What you need to do:
Retype each entry below, keeping every character the same.

Recorded data:
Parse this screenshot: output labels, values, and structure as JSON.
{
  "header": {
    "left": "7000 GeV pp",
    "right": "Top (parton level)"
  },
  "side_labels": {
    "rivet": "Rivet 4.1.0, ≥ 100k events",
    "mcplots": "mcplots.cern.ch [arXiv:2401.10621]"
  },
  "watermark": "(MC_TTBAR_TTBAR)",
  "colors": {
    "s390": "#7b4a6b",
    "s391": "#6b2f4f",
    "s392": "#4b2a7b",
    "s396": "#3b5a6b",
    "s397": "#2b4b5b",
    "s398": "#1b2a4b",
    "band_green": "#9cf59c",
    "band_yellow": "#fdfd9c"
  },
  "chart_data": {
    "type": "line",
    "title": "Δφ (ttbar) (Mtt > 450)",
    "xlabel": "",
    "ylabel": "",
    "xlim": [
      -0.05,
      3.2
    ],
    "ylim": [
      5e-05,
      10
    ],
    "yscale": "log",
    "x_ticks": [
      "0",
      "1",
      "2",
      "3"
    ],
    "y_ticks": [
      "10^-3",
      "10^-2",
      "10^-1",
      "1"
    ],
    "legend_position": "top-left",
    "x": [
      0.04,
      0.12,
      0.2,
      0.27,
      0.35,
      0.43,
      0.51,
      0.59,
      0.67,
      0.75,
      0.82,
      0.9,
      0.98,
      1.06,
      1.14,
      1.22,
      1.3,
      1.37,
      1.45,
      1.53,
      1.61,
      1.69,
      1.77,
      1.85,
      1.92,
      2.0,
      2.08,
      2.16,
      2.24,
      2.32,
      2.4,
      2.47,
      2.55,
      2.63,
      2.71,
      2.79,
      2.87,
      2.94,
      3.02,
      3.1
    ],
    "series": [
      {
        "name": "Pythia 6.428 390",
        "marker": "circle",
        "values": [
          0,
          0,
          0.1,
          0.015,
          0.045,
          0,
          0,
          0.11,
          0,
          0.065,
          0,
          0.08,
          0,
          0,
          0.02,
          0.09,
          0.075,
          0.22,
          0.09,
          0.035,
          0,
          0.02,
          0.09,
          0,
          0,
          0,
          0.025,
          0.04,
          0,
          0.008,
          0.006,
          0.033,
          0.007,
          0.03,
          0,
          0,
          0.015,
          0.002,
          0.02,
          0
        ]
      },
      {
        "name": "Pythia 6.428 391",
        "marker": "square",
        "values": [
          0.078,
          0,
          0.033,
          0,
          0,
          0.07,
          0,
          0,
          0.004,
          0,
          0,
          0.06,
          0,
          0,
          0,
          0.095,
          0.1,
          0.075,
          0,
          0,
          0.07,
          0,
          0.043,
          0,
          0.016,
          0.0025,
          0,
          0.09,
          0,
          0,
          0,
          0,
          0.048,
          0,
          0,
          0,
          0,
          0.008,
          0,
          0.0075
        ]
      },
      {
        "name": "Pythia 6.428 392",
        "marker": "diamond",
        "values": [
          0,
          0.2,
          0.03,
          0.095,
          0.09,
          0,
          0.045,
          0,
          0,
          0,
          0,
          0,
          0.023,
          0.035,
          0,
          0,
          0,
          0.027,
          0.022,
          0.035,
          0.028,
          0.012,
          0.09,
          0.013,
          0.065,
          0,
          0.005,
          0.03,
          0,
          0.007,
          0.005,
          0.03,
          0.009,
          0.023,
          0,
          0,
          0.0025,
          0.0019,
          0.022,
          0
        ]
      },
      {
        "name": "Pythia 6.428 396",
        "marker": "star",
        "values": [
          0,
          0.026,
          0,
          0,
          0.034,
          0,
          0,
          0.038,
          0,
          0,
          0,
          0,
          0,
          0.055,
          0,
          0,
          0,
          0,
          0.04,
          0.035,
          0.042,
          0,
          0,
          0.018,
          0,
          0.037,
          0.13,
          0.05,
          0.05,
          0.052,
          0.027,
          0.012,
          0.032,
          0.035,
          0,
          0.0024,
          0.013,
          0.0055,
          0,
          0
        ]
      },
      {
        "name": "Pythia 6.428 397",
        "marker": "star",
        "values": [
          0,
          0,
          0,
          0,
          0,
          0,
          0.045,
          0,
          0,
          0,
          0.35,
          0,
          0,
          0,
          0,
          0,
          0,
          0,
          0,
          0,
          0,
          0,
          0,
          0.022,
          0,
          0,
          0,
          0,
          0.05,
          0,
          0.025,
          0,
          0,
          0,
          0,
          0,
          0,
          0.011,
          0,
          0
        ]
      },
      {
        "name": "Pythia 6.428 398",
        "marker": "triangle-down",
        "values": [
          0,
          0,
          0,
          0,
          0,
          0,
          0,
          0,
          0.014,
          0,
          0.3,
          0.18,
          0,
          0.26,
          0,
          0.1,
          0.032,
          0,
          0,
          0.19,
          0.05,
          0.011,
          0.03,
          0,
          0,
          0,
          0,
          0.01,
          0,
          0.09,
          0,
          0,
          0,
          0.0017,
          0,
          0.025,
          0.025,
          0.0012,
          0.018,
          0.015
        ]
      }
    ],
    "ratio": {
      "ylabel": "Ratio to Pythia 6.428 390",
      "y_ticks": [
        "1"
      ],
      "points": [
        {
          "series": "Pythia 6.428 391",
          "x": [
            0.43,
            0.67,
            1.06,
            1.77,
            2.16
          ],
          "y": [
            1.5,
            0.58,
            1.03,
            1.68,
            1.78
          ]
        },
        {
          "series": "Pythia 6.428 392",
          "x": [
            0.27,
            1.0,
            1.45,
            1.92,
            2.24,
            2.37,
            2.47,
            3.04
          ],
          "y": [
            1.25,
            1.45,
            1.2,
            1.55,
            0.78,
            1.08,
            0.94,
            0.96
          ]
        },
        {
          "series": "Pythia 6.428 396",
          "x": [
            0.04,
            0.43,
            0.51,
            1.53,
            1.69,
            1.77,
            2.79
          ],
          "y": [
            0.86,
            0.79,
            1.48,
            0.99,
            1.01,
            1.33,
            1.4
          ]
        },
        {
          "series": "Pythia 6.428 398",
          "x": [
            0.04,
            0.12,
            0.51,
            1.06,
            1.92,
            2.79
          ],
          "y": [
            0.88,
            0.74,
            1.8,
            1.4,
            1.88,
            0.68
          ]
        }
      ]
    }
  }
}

Solution to the exercise:
Parse this screenshot: output labels, values, and structure as JSON.
{
  "header": {
    "left": "7000 GeV pp",
    "right": "Top (parton level)"
  },
  "side_labels": {
    "rivet": "Rivet 4.1.0, ≥ 100k events",
    "mcplots": "mcplots.cern.ch [arXiv:2401.10621]"
  },
  "watermark": "(MC_TTBAR_TTBAR)",
  "colors": {
    "s390": "#7b4a6b",
    "s391": "#6b2f4f",
    "s392": "#4b2a7b",
    "s396": "#3b5a6b",
    "s397": "#2b4b5b",
    "s398": "#1b2a4b",
    "band_green": "#9cf59c",
    "band_yellow": "#fdfd9c"
  },
  "chart_data": {
    "type": "line",
    "title": "Δφ (ttbar) (Mtt > 450)",
    "xlabel": "",
    "ylabel": "",
    "xlim": [
      -0.05,
      3.2
    ],
    "ylim": [
      5e-05,
      10
    ],
    "yscale": "log",
    "x_ticks": [
      "0",
      "1",
      "2",
      "3"
    ],
    "y_ticks": [
      "10^-3",
      "10^-2",
      "10^-1",
      "1"
    ],
    "legend_position": "top-left",
    "x": [
      0.04,
      0.12,
      0.2,
      0.27,
      0.35,
      0.43,
      0.51,
      0.59,
      0.67,
      0.75,
      0.82,
      0.9,
      0.98,
      1.06,
      1.14,
      1.22,
      1.3,
      1.37,
      1.45,
      1.53,
      1.61,
      1.69,
      1.77,
      1.85,
      1.92,
      2.0,
      2.08,
      2.16,
      2.24,
      2.32,
      2.4,
      2.47,
      2.55,
      2.63,
      2.71,
      2.79,
      2.87,
      2.94,
      3.02,
      3.1
    ],
    "series": [
      {
        "name": "Pythia 6.428 390",
        "marker": "circle",
        "values": [
          0,
          0,
          0.1,
          0.015,
          0.045,
          0,
          0,
          0.11,
          0,
          0.065,
          0,
          0.08,
          0,
          0,
          0.02,
          0.09,
          0.075,
          0.22,
          0.09,
          0.035,
          0,
          0.02,
          0.09,
          0,
          0,
          0,
          0.025,
          0.04,
          0,
          0.008,
          0.006,
          0.033,
          0.007,
          0.03,
          0,
          0,
          0.015,
          0.002,
          0.02,
          0
        ]
      },
      {
        "name": "Pythia 6.428 391",
        "marker": "square",
        "values": [
          0.078,
          0,
          0.033,
          0,
          0,
          0.07,
          0,
          0,
          0.004,
          0,
          0,
          0.06,
          0,
          0,
          0,
          0.095,
          0.1,
          0.075,
          0,
          0,
          0.07,
          0,
          0.043,
          0,
          0.016,
          0.0025,
          0,
          0.09,
          0,
          0,
          0,
          0,
          0.048,
          0,
          0,
          0,
          0,
          0.008,
          0,
          0.0075
        ]
      },
      {
        "name": "Pythia 6.428 392",
        "marker": "diamond",
        "values": [
          0,
          0.2,
          0.03,
          0.095,
          0.09,
          0,
          0.045,
          0,
          0,
          0,
          0,
          0,
          0.023,
          0.035,
          0,
          0,
          0,
          0.027,
          0.022,
          0.035,
          0.028,
          0.012,
          0.09,
          0.013,
          0.065,
          0,
          0.005,
          0.03,
          0,
          0.007,
          0.005,
          0.03,
          0.009,
          0.023,
          0,
          0,
          0.0025,
          0.0019,
          0.022,
          0
        ]
      },
      {
        "name": "Pythia 6.428 396",
        "marker": "star",
        "values": [
          0,
          0.026,
          0,
          0,
          0.034,
          0,
          0,
          0.038,
          0,
          0,
          0,
          0,
          0,
          0.055,
          0,
          0,
          0,
          0,
          0.04,
          0.035,
          0.042,
          0,
          0,
          0.018,
          0,
          0.037,
          0.13,
          0.05,
          0.05,
          0.052,
          0.027,
          0.012,
          0.032,
          0.035,
          0,
          0.0024,
          0.013,
          0.0055,
          0,
          0
        ]
      },
      {
        "name": "Pythia 6.428 397",
        "marker": "star",
        "values": [
          0,
          0,
          0,
          0,
          0,
          0,
          0.045,
          0,
          0,
          0,
          0.35,
          0,
          0,
          0,
          0,
          0,
          0,
          0,
          0,
          0,
          0,
          0,
          0,
          0.022,
          0,
          0,
          0,
          0,
          0.05,
          0,
          0.025,
          0,
          0,
          0,
          0,
          0,
          0,
          0.011,
          0,
          0
        ]
      },
      {
        "name": "Pythia 6.428 398",
        "marker": "triangle-down",
        "values": [
          0,
          0,
          0,
          0,
          0,
          0,
          0,
          0,
          0.014,
          0,
          0.3,
          0.18,
          0,
          0.26,
          0,
          0.1,
          0.032,
          0,
          0,
          0.19,
          0.05,
          0.011,
          0.03,
          0,
          0,
          0,
          0,
          0.01,
          0,
          0.09,
          0,
          0,
          0,
          0.0017,
          0,
          0.025,
          0.025,
          0.0012,
          0.018,
          0.015
        ]
      }
    ],
    "ratio": {
      "ylabel": "Ratio to Pythia 6.428 390",
      "y_ticks": [
        "1"
      ],
      "points": [
        {
          "series": "Pythia 6.428 391",
          "x": [
            0.43,
            0.67,
            1.06,
            1.77,
            2.16
          ],
          "y": [
            1.5,
            0.58,
            1.03,
            1.68,
            1.78
          ]
        },
        {
          "series": "Pythia 6.428 392",
          "x": [
            0.27,
            1.0,
            1.45,
            1.92,
            2.24,
            2.37,
            2.47,
            3.04
          ],
          "y": [
            1.25,
            1.45,
            1.2,
            1.55,
            0.78,
            1.08,
            0.94,
            0.96
          ]
        },
        {
          "series": "Pythia 6.428 396",
          "x": [
            0.04,
            0.43,
            0.51,
            1.53,
            1.69,
            1.77,
            2.79
          ],
          "y": [
            0.86,
            0.79,
            1.48,
            0.99,
            1.01,
            1.33,
            1.4
          ]
        },
        {
          "series": "Pythia 6.428 398",
          "x": [
            0.04,
            0.12,
            0.51,
            1.06,
            1.92,
            2.79
          ],
          "y": [
            0.88,
            0.74,
            1.8,
            1.4,
            1.88,
            0.68
          ]
        }
      ]
    }
  }
}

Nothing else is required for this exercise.